— BEGIN Available records —

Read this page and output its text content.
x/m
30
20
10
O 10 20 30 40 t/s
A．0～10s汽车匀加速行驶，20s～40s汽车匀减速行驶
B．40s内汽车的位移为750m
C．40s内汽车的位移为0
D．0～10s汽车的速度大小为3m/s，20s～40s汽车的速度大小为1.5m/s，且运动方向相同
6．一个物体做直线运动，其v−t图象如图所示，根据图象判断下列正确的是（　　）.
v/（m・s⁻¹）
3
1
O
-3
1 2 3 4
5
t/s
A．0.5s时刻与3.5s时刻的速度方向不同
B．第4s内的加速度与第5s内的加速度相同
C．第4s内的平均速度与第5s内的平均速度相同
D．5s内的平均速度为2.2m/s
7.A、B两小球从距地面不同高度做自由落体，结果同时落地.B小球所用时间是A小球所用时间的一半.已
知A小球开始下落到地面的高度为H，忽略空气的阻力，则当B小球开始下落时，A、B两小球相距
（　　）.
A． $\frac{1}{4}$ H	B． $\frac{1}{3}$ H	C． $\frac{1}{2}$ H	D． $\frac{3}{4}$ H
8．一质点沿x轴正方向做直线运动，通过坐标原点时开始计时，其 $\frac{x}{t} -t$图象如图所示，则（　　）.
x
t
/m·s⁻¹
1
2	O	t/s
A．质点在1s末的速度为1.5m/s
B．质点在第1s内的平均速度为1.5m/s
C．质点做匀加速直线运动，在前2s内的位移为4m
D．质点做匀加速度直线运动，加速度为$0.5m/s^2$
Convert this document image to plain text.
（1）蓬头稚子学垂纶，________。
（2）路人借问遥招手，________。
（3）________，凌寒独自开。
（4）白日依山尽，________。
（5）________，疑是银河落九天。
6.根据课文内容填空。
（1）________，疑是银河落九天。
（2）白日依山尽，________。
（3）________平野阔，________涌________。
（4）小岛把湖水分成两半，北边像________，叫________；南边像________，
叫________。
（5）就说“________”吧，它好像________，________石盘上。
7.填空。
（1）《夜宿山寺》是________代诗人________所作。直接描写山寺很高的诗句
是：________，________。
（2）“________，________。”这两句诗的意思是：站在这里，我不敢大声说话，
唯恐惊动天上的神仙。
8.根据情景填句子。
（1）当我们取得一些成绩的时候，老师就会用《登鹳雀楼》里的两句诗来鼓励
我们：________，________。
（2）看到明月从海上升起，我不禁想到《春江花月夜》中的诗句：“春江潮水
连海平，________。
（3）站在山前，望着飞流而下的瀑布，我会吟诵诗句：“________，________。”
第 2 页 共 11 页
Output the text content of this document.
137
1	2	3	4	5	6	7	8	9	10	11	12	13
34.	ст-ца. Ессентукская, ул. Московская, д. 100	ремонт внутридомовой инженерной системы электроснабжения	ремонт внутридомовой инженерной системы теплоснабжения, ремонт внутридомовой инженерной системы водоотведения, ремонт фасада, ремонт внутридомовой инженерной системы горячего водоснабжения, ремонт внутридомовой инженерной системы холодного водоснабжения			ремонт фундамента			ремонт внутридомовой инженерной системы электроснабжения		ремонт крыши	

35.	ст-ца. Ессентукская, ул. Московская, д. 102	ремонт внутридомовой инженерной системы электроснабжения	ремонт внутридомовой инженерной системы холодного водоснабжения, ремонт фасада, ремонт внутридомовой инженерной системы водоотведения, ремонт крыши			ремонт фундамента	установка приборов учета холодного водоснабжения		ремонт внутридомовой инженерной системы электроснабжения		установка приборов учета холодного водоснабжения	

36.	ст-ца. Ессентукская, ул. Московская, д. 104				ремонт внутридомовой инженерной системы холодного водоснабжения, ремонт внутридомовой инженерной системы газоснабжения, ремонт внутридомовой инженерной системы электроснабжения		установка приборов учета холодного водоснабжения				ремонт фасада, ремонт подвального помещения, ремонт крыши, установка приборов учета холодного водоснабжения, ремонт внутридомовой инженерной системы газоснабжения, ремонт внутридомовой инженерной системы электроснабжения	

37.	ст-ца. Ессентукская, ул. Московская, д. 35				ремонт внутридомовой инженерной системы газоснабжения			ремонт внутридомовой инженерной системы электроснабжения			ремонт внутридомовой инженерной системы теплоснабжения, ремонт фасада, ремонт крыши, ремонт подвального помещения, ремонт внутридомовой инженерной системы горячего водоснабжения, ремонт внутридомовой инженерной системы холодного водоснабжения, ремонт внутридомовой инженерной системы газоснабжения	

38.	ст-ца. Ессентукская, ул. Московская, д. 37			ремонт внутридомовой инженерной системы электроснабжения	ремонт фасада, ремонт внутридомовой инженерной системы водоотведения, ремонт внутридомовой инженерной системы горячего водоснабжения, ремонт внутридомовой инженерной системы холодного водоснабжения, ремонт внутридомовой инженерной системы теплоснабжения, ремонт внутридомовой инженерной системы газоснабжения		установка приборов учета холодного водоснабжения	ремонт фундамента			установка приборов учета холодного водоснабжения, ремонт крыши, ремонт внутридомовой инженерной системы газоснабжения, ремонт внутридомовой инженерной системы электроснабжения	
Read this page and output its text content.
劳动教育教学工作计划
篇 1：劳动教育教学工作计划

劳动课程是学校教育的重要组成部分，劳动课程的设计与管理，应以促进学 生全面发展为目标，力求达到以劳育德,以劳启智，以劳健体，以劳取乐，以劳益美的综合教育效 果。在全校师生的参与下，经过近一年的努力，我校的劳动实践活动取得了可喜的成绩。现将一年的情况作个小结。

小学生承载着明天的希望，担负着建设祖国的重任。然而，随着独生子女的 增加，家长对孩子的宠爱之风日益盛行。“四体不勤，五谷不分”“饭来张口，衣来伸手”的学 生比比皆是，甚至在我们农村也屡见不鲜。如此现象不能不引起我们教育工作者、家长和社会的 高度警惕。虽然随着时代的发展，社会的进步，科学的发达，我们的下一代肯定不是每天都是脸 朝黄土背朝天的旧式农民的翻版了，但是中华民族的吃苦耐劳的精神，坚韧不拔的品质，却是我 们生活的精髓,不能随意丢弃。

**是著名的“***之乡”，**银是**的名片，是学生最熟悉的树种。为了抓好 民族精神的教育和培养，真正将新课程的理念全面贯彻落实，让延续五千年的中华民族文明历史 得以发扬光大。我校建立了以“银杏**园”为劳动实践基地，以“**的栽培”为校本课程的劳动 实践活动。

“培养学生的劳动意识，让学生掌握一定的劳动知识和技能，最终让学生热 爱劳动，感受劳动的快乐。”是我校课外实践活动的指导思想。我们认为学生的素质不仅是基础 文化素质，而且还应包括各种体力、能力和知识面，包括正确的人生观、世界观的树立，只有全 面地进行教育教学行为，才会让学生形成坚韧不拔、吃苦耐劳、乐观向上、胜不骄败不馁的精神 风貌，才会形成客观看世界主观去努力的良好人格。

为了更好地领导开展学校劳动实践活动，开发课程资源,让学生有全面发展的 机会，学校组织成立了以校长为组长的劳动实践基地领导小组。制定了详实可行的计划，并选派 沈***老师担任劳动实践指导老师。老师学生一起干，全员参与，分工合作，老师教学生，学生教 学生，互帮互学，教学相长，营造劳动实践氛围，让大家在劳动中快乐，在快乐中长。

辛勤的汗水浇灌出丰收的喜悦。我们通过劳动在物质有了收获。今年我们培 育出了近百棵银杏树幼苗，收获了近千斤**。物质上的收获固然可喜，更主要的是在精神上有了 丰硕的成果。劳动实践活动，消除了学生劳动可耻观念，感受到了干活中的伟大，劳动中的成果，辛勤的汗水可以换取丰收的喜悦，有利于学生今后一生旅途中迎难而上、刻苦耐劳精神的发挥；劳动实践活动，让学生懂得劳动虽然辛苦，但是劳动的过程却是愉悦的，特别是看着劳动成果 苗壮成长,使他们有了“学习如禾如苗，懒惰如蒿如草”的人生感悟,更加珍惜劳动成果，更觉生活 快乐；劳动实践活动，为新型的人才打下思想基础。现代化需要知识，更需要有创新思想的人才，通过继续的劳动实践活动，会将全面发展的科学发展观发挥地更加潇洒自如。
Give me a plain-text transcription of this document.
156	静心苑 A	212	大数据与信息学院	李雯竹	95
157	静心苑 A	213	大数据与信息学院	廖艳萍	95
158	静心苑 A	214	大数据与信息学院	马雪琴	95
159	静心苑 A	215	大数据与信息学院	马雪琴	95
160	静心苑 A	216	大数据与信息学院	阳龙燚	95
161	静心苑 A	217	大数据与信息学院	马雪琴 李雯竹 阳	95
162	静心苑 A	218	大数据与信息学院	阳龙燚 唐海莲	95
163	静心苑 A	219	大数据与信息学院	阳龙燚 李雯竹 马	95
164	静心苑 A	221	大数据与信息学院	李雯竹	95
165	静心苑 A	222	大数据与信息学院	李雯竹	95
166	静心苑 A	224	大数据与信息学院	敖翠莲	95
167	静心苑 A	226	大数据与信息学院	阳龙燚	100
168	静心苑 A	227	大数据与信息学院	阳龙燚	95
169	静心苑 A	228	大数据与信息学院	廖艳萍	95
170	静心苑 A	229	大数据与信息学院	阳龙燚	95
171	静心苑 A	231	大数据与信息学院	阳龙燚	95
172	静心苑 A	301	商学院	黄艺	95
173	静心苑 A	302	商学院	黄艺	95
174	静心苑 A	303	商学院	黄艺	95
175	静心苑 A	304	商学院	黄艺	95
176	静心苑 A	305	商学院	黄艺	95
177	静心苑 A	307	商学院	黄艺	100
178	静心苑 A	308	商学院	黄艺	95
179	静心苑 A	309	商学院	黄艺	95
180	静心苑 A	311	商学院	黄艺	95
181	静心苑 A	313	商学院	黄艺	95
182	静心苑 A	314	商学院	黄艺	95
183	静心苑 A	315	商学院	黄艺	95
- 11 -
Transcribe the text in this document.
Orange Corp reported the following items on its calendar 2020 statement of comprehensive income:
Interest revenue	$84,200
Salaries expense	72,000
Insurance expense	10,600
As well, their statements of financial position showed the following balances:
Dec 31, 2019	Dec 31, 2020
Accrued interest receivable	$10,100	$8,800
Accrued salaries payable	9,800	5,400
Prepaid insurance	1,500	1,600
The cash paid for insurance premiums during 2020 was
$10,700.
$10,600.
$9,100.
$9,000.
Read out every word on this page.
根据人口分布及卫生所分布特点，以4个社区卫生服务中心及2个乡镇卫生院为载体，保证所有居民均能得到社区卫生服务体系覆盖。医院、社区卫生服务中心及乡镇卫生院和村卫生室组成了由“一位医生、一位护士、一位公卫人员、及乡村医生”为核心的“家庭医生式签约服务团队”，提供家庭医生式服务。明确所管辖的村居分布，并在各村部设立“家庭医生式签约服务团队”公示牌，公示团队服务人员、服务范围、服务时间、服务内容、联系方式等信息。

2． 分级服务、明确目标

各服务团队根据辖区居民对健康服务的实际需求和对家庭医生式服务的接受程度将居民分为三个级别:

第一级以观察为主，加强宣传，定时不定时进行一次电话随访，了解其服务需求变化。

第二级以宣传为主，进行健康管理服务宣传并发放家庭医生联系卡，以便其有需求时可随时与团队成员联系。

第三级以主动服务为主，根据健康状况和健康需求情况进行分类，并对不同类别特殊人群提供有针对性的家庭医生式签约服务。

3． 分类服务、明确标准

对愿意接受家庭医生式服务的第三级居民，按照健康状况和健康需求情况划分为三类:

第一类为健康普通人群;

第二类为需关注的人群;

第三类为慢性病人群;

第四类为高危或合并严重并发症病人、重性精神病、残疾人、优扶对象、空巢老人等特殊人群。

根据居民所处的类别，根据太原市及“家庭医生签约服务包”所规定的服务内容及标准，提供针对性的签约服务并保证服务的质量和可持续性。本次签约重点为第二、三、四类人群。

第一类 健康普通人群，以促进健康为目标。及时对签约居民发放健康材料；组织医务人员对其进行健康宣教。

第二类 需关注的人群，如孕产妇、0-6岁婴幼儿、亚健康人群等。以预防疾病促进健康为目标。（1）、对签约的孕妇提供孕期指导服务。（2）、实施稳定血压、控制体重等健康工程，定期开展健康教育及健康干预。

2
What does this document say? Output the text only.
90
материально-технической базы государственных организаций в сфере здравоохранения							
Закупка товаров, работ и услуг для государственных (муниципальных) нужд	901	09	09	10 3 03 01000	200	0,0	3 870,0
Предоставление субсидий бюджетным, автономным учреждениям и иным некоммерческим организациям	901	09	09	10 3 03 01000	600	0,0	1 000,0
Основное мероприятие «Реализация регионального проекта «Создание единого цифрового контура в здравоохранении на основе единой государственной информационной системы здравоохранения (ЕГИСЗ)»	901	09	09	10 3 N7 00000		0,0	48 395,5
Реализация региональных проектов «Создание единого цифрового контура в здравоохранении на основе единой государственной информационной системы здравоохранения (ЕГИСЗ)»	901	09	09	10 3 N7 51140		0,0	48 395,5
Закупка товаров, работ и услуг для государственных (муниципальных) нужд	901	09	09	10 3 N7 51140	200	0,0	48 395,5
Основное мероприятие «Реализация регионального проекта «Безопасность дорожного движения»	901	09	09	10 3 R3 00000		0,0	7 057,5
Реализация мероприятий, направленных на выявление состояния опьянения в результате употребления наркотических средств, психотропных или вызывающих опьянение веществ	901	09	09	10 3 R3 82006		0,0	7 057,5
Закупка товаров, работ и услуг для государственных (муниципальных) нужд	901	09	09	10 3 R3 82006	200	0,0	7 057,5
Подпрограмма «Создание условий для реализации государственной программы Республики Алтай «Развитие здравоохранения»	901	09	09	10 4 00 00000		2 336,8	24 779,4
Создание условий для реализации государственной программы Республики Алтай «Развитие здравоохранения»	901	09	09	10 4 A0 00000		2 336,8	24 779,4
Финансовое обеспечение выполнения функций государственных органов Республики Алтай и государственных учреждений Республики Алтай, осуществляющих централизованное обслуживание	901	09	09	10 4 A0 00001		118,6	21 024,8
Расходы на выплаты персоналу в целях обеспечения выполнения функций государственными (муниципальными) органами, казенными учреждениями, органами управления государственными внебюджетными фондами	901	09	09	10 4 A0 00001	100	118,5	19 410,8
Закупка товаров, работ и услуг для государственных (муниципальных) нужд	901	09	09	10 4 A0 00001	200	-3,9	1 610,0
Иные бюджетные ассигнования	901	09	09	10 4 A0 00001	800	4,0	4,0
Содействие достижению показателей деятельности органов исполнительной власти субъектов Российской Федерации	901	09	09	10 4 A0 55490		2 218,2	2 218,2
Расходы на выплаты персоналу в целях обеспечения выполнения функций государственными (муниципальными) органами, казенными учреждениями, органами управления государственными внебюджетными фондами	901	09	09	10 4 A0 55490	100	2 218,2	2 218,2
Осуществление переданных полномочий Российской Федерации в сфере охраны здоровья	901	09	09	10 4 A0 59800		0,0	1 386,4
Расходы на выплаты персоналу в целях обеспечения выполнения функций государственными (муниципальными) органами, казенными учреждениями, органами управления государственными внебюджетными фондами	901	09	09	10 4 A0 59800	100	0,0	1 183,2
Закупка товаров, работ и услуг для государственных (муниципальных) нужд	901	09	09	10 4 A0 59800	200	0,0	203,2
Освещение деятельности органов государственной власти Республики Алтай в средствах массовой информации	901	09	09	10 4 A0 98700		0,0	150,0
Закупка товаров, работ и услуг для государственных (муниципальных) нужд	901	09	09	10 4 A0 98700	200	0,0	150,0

— END Available records —

## Short exercise
Keep only the lines that hold the string "персоналу", and copy them out.

## Solution to this task
Расходы на выплаты персоналу в целях обеспечения выполнения функций государственными (муниципальными) органами, казенными учреждениями, органами управления государственными внебюджетными фондами	901	09	09	10 4 A0 00001	100	118,5	19 410,8
Расходы на выплаты персоналу в целях обеспечения выполнения функций государственными (муниципальными) органами, казенными учреждениями, органами управления государственными внебюджетными фондами	901	09	09	10 4 A0 55490	100	2 218,2	2 218,2
Расходы на выплаты персоналу в целях обеспечения выполнения функций государственными (муниципальными) органами, казенными учреждениями, органами управления государственными внебюджетными фондами	901	09	09	10 4 A0 59800	100	0,0	1 183,2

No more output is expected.